— BEGIN EXERCISE DATA —

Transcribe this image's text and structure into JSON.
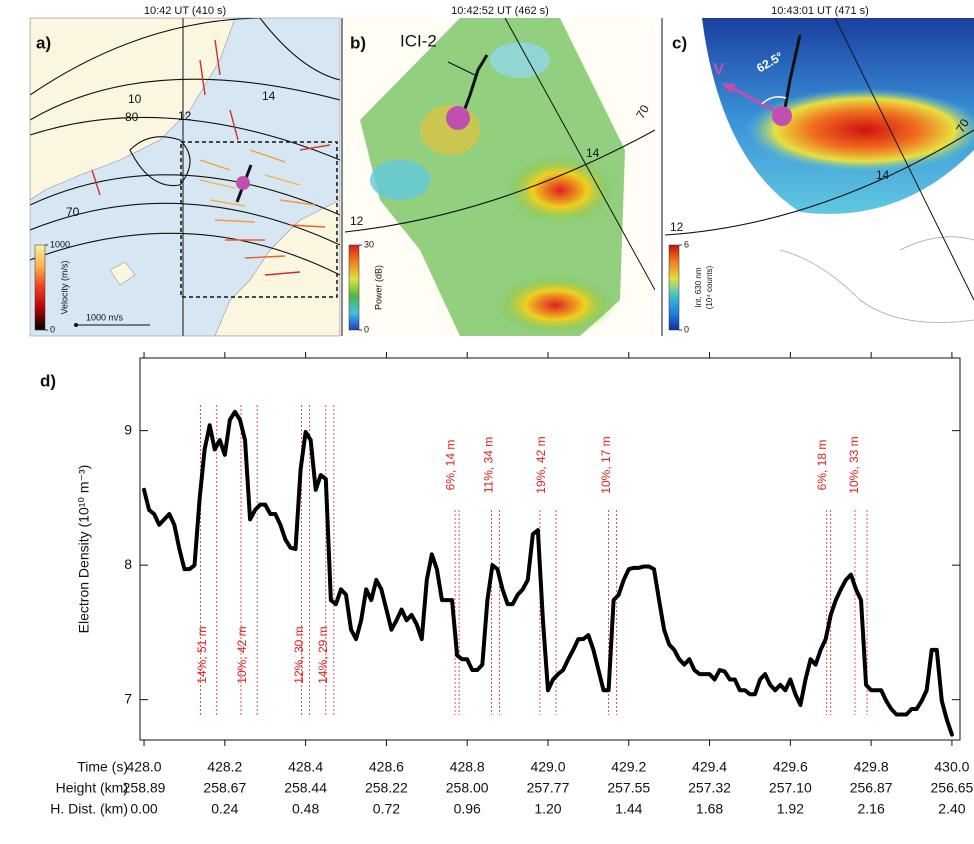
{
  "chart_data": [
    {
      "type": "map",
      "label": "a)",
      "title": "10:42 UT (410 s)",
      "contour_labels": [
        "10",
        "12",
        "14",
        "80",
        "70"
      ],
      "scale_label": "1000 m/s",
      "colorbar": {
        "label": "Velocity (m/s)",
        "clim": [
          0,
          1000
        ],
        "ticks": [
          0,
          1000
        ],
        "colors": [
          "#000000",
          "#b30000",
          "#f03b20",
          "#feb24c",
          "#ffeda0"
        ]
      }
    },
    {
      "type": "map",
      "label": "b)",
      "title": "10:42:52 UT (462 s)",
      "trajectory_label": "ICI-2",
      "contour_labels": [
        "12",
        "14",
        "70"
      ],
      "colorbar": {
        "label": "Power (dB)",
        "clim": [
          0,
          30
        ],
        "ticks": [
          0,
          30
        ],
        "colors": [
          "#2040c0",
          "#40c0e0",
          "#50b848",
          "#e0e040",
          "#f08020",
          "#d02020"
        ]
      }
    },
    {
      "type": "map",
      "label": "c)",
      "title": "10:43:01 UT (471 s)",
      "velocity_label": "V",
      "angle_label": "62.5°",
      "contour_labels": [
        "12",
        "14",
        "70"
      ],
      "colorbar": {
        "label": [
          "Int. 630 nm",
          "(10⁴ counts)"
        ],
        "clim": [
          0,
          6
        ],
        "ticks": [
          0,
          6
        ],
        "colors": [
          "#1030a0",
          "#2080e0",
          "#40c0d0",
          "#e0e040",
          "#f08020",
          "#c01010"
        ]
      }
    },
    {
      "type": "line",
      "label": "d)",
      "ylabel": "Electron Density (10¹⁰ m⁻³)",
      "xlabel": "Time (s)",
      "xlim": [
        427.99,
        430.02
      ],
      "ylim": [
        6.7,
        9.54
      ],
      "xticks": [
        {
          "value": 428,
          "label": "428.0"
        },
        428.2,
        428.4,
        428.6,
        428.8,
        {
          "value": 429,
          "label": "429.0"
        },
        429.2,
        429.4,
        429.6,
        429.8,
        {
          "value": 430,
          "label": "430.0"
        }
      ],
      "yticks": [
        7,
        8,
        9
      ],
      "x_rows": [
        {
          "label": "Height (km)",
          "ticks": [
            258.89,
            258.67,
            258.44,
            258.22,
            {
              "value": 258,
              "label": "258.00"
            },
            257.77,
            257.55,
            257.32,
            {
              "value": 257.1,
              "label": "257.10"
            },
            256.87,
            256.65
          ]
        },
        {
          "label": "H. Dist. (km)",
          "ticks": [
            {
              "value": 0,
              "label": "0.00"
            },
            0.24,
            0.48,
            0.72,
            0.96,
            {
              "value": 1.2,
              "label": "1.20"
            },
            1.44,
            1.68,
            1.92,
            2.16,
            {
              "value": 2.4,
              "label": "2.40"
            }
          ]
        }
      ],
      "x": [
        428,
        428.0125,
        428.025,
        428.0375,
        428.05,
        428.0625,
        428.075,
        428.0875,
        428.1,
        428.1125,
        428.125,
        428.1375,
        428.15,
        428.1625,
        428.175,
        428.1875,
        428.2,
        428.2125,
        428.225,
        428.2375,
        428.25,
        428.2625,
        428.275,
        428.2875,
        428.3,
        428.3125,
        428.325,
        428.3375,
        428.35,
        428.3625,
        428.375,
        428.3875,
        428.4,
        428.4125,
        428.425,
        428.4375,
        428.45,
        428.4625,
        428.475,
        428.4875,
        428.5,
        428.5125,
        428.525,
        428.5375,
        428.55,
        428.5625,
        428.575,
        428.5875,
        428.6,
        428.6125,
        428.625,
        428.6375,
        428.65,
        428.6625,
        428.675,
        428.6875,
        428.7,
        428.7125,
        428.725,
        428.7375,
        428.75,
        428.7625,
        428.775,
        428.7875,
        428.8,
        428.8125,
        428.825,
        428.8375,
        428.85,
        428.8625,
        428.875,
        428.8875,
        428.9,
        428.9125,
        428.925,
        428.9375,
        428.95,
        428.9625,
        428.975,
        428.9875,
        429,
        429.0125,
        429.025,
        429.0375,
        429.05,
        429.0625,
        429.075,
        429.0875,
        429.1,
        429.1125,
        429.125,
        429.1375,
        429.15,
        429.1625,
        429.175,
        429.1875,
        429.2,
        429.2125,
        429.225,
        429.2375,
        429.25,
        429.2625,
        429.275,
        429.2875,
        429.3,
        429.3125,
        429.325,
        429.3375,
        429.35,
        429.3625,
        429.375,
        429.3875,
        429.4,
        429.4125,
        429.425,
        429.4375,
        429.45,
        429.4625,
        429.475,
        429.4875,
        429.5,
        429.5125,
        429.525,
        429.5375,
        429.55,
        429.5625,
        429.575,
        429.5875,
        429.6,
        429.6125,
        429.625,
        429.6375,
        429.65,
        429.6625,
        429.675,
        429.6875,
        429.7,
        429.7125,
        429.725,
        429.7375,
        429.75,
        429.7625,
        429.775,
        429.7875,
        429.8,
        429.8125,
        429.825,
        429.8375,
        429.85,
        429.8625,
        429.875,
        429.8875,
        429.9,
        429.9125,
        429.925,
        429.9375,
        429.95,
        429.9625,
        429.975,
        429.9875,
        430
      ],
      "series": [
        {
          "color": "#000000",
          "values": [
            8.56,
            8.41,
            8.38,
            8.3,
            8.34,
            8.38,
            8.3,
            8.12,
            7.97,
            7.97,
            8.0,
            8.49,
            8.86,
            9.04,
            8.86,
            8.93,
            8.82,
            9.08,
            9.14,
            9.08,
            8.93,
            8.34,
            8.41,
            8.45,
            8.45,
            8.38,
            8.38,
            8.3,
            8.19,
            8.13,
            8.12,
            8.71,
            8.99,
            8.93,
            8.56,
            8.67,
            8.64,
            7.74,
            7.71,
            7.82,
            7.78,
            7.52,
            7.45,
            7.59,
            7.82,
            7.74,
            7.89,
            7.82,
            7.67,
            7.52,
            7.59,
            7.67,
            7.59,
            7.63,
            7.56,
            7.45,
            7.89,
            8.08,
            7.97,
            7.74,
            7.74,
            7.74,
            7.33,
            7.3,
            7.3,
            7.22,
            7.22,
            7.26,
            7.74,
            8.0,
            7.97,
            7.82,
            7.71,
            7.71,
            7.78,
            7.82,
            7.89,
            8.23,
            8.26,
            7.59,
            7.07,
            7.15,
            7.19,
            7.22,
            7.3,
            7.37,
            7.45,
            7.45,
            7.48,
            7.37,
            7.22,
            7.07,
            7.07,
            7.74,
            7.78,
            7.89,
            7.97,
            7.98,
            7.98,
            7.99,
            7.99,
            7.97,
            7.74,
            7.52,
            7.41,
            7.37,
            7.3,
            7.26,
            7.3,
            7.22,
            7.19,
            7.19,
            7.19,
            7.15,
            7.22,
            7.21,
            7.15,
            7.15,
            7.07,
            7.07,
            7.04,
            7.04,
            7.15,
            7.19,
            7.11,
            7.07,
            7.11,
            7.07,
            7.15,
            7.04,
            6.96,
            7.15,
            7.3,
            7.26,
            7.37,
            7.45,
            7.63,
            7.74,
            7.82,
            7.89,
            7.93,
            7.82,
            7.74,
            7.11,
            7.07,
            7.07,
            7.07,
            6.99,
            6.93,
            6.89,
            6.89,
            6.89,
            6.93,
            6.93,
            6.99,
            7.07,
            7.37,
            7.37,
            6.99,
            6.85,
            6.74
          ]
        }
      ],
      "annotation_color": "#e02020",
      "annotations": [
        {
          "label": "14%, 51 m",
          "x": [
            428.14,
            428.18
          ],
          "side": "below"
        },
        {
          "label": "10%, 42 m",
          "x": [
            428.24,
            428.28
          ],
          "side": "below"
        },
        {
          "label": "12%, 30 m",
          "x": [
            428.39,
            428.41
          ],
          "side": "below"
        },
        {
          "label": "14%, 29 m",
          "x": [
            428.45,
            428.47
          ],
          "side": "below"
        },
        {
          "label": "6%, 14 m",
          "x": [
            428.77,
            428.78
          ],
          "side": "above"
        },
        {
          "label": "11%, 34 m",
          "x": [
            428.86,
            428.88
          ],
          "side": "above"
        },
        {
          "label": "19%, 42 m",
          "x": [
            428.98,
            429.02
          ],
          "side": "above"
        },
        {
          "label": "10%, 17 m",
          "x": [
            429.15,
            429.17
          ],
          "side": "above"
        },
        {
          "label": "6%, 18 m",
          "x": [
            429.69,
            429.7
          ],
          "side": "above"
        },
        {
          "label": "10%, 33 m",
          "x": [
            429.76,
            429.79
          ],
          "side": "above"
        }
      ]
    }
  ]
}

— END EXERCISE DATA —

-- WRITTEN INSTRUCTION --
Review the material and copy each line in which the word "title" appears.

-- TASK ANSWER --
      "title": "10:42 UT (410 s)",
      "title": "10:42:52 UT (462 s)",
      "title": "10:43:01 UT (471 s)",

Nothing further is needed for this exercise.